(Items listed in a dataset)
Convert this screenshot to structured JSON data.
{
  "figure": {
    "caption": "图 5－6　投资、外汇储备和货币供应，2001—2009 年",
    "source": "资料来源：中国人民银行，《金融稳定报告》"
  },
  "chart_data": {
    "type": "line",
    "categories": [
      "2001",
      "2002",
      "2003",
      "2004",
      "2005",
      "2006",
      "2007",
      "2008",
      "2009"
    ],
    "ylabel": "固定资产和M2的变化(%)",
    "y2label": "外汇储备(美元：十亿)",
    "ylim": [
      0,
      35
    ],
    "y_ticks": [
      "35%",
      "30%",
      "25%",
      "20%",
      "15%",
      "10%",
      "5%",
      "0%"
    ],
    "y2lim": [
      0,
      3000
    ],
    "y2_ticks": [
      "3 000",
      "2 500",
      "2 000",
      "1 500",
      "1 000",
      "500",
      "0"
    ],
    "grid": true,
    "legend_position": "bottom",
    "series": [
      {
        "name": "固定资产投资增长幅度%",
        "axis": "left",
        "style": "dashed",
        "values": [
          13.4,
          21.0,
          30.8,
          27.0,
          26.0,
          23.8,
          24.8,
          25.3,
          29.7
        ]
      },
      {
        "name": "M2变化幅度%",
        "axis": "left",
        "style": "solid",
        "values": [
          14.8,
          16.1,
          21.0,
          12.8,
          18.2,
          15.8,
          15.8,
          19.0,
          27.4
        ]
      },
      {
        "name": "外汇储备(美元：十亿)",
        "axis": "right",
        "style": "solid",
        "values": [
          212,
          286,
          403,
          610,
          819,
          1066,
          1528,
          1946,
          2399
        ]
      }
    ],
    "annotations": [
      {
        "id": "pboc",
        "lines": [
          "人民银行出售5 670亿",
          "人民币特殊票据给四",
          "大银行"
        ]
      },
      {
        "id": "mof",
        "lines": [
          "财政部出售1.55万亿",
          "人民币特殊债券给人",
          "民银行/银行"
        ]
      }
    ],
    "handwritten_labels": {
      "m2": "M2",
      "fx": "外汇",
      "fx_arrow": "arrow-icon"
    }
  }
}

Stated exercise ▸ The records above must be output exactly, in full.

Result ▸
Convert this screenshot to structured JSON data.
{
  "figure": {
    "caption": "图 5－6　投资、外汇储备和货币供应，2001—2009 年",
    "source": "资料来源：中国人民银行，《金融稳定报告》"
  },
  "chart_data": {
    "type": "line",
    "categories": [
      "2001",
      "2002",
      "2003",
      "2004",
      "2005",
      "2006",
      "2007",
      "2008",
      "2009"
    ],
    "ylabel": "固定资产和M2的变化(%)",
    "y2label": "外汇储备(美元：十亿)",
    "ylim": [
      0,
      35
    ],
    "y_ticks": [
      "35%",
      "30%",
      "25%",
      "20%",
      "15%",
      "10%",
      "5%",
      "0%"
    ],
    "y2lim": [
      0,
      3000
    ],
    "y2_ticks": [
      "3 000",
      "2 500",
      "2 000",
      "1 500",
      "1 000",
      "500",
      "0"
    ],
    "grid": true,
    "legend_position": "bottom",
    "series": [
      {
        "name": "固定资产投资增长幅度%",
        "axis": "left",
        "style": "dashed",
        "values": [
          13.4,
          21.0,
          30.8,
          27.0,
          26.0,
          23.8,
          24.8,
          25.3,
          29.7
        ]
      },
      {
        "name": "M2变化幅度%",
        "axis": "left",
        "style": "solid",
        "values": [
          14.8,
          16.1,
          21.0,
          12.8,
          18.2,
          15.8,
          15.8,
          19.0,
          27.4
        ]
      },
      {
        "name": "外汇储备(美元：十亿)",
        "axis": "right",
        "style": "solid",
        "values": [
          212,
          286,
          403,
          610,
          819,
          1066,
          1528,
          1946,
          2399
        ]
      }
    ],
    "annotations": [
      {
        "id": "pboc",
        "lines": [
          "人民银行出售5 670亿",
          "人民币特殊票据给四",
          "大银行"
        ]
      },
      {
        "id": "mof",
        "lines": [
          "财政部出售1.55万亿",
          "人民币特殊债券给人",
          "民银行/银行"
        ]
      }
    ],
    "handwritten_labels": {
      "m2": "M2",
      "fx": "外汇",
      "fx_arrow": "arrow-icon"
    }
  }
}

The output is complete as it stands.